» Supplied material
++++++++++++++++++++

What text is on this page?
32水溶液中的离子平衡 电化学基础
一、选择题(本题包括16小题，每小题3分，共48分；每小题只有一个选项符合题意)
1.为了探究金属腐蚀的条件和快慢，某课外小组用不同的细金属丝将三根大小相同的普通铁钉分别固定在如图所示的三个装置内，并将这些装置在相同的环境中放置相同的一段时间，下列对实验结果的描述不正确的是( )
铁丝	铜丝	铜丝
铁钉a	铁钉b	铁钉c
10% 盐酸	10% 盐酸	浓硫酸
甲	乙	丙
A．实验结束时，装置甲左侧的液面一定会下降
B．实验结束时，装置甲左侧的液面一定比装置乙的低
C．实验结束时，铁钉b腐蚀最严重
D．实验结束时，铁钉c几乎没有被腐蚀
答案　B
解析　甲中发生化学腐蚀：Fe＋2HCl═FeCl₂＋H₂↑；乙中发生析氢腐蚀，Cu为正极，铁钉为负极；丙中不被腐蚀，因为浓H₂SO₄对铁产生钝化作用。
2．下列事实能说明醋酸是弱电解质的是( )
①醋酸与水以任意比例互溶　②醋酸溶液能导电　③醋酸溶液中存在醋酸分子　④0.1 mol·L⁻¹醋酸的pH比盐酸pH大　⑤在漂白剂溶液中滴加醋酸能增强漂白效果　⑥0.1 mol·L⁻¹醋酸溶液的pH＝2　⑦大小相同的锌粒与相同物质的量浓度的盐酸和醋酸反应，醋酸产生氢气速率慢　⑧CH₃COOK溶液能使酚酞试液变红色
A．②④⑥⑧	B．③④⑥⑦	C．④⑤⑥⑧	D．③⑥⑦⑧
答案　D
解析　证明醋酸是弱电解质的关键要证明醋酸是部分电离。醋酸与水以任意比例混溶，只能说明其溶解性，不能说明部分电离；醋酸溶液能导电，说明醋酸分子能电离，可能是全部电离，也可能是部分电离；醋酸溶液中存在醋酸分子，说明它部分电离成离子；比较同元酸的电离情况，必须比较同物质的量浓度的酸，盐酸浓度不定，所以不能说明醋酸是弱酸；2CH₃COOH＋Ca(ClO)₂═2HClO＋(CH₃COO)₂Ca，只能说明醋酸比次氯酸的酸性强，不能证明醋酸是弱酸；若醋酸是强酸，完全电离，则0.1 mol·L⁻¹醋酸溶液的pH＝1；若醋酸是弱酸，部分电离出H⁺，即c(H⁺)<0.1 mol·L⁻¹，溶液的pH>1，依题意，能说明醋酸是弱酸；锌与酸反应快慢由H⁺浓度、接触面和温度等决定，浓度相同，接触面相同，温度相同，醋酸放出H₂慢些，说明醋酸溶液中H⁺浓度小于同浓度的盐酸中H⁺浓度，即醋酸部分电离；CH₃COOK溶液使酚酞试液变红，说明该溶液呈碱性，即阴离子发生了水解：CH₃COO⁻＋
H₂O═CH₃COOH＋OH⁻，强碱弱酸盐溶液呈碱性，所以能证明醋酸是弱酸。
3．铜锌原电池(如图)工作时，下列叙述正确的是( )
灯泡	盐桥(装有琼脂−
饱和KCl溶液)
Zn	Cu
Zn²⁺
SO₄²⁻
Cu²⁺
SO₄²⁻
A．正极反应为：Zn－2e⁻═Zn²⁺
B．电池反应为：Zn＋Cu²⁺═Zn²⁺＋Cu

++++++++++++++++++++

» Aim
Write the material out exactly, with nothing left out.

» Final result
What text is on this page?
32水溶液中的离子平衡 电化学基础
一、选择题(本题包括16小题，每小题3分，共48分；每小题只有一个选项符合题意)
1.为了探究金属腐蚀的条件和快慢，某课外小组用不同的细金属丝将三根大小相同的普通铁钉分别固定在如图所示的三个装置内，并将这些装置在相同的环境中放置相同的一段时间，下列对实验结果的描述不正确的是( )
铁丝	铜丝	铜丝
铁钉a	铁钉b	铁钉c
10% 盐酸	10% 盐酸	浓硫酸
甲	乙	丙
A．实验结束时，装置甲左侧的液面一定会下降
B．实验结束时，装置甲左侧的液面一定比装置乙的低
C．实验结束时，铁钉b腐蚀最严重
D．实验结束时，铁钉c几乎没有被腐蚀
答案　B
解析　甲中发生化学腐蚀：Fe＋2HCl═FeCl₂＋H₂↑；乙中发生析氢腐蚀，Cu为正极，铁钉为负极；丙中不被腐蚀，因为浓H₂SO₄对铁产生钝化作用。
2．下列事实能说明醋酸是弱电解质的是( )
①醋酸与水以任意比例互溶　②醋酸溶液能导电　③醋酸溶液中存在醋酸分子　④0.1 mol·L⁻¹醋酸的pH比盐酸pH大　⑤在漂白剂溶液中滴加醋酸能增强漂白效果　⑥0.1 mol·L⁻¹醋酸溶液的pH＝2　⑦大小相同的锌粒与相同物质的量浓度的盐酸和醋酸反应，醋酸产生氢气速率慢　⑧CH₃COOK溶液能使酚酞试液变红色
A．②④⑥⑧	B．③④⑥⑦	C．④⑤⑥⑧	D．③⑥⑦⑧
答案　D
解析　证明醋酸是弱电解质的关键要证明醋酸是部分电离。醋酸与水以任意比例混溶，只能说明其溶解性，不能说明部分电离；醋酸溶液能导电，说明醋酸分子能电离，可能是全部电离，也可能是部分电离；醋酸溶液中存在醋酸分子，说明它部分电离成离子；比较同元酸的电离情况，必须比较同物质的量浓度的酸，盐酸浓度不定，所以不能说明醋酸是弱酸；2CH₃COOH＋Ca(ClO)₂═2HClO＋(CH₃COO)₂Ca，只能说明醋酸比次氯酸的酸性强，不能证明醋酸是弱酸；若醋酸是强酸，完全电离，则0.1 mol·L⁻¹醋酸溶液的pH＝1；若醋酸是弱酸，部分电离出H⁺，即c(H⁺)<0.1 mol·L⁻¹，溶液的pH>1，依题意，能说明醋酸是弱酸；锌与酸反应快慢由H⁺浓度、接触面和温度等决定，浓度相同，接触面相同，温度相同，醋酸放出H₂慢些，说明醋酸溶液中H⁺浓度小于同浓度的盐酸中H⁺浓度，即醋酸部分电离；CH₃COOK溶液使酚酞试液变红，说明该溶液呈碱性，即阴离子发生了水解：CH₃COO⁻＋
H₂O═CH₃COOH＋OH⁻，强碱弱酸盐溶液呈碱性，所以能证明醋酸是弱酸。
3．铜锌原电池(如图)工作时，下列叙述正确的是( )
灯泡	盐桥(装有琼脂−
饱和KCl溶液)
Zn	Cu
Zn²⁺
SO₄²⁻
Cu²⁺
SO₄²⁻
A．正极反应为：Zn－2e⁻═Zn²⁺
B．电池反应为：Zn＋Cu²⁺═Zn²⁺＋Cu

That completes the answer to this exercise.